### Work required
Transcribe every record that appears below, exactly and in full.

[Begin]

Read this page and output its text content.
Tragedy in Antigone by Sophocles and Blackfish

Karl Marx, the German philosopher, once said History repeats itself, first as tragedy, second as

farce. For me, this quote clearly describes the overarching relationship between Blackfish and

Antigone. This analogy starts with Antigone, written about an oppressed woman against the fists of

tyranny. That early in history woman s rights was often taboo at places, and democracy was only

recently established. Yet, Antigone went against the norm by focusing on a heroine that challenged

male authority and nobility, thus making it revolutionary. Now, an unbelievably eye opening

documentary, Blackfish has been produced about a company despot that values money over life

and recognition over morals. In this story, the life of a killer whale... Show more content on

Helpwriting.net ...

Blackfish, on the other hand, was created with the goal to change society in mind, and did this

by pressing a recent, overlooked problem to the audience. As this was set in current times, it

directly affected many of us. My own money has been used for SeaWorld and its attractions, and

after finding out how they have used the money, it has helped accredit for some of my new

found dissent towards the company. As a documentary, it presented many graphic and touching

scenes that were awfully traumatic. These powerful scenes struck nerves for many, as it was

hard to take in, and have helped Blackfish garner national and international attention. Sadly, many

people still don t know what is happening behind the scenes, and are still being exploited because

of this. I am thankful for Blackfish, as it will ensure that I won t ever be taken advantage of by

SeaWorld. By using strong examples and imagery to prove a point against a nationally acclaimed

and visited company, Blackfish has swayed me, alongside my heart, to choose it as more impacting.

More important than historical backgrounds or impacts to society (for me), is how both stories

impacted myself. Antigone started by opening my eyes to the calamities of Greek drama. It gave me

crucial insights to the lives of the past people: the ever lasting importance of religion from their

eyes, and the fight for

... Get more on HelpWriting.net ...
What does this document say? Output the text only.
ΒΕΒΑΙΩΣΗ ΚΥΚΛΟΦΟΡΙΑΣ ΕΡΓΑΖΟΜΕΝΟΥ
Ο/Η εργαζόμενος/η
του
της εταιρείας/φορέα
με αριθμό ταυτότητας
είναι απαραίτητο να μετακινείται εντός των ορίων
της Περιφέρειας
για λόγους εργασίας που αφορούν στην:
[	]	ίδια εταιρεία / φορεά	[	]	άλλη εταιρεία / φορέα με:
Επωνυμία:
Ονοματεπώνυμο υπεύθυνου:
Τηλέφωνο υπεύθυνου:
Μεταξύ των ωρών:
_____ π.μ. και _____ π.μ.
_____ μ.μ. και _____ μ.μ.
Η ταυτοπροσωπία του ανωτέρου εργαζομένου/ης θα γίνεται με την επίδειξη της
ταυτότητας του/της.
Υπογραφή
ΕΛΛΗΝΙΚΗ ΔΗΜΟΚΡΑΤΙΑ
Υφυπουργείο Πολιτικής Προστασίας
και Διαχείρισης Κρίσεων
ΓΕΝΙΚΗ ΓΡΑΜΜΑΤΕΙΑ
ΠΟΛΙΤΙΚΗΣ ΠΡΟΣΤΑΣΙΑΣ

[End]

### Exercise response
Read this page and output its text content.
Tragedy in Antigone by Sophocles and Blackfish

Karl Marx, the German philosopher, once said History repeats itself, first as tragedy, second as

farce. For me, this quote clearly describes the overarching relationship between Blackfish and

Antigone. This analogy starts with Antigone, written about an oppressed woman against the fists of

tyranny. That early in history woman s rights was often taboo at places, and democracy was only

recently established. Yet, Antigone went against the norm by focusing on a heroine that challenged

male authority and nobility, thus making it revolutionary. Now, an unbelievably eye opening

documentary, Blackfish has been produced about a company despot that values money over life

and recognition over morals. In this story, the life of a killer whale... Show more content on

Helpwriting.net ...

Blackfish, on the other hand, was created with the goal to change society in mind, and did this

by pressing a recent, overlooked problem to the audience. As this was set in current times, it

directly affected many of us. My own money has been used for SeaWorld and its attractions, and

after finding out how they have used the money, it has helped accredit for some of my new

found dissent towards the company. As a documentary, it presented many graphic and touching

scenes that were awfully traumatic. These powerful scenes struck nerves for many, as it was

hard to take in, and have helped Blackfish garner national and international attention. Sadly, many

people still don t know what is happening behind the scenes, and are still being exploited because

of this. I am thankful for Blackfish, as it will ensure that I won t ever be taken advantage of by

SeaWorld. By using strong examples and imagery to prove a point against a nationally acclaimed

and visited company, Blackfish has swayed me, alongside my heart, to choose it as more impacting.

More important than historical backgrounds or impacts to society (for me), is how both stories

impacted myself. Antigone started by opening my eyes to the calamities of Greek drama. It gave me

crucial insights to the lives of the past people: the ever lasting importance of religion from their

eyes, and the fight for

... Get more on HelpWriting.net ...
What does this document say? Output the text only.
ΒΕΒΑΙΩΣΗ ΚΥΚΛΟΦΟΡΙΑΣ ΕΡΓΑΖΟΜΕΝΟΥ
Ο/Η εργαζόμενος/η
του
της εταιρείας/φορέα
με αριθμό ταυτότητας
είναι απαραίτητο να μετακινείται εντός των ορίων
της Περιφέρειας
για λόγους εργασίας που αφορούν στην:
[	]	ίδια εταιρεία / φορεά	[	]	άλλη εταιρεία / φορέα με:
Επωνυμία:
Ονοματεπώνυμο υπεύθυνου:
Τηλέφωνο υπεύθυνου:
Μεταξύ των ωρών:
_____ π.μ. και _____ π.μ.
_____ μ.μ. και _____ μ.μ.
Η ταυτοπροσωπία του ανωτέρου εργαζομένου/ης θα γίνεται με την επίδειξη της
ταυτότητας του/της.
Υπογραφή
ΕΛΛΗΝΙΚΗ ΔΗΜΟΚΡΑΤΙΑ
Υφυπουργείο Πολιτικής Προστασίας
και Διαχείρισης Κρίσεων
ΓΕΝΙΚΗ ΓΡΑΜΜΑΤΕΙΑ
ΠΟΛΙΤΙΚΗΣ ΠΡΟΣΤΑΣΙΑΣ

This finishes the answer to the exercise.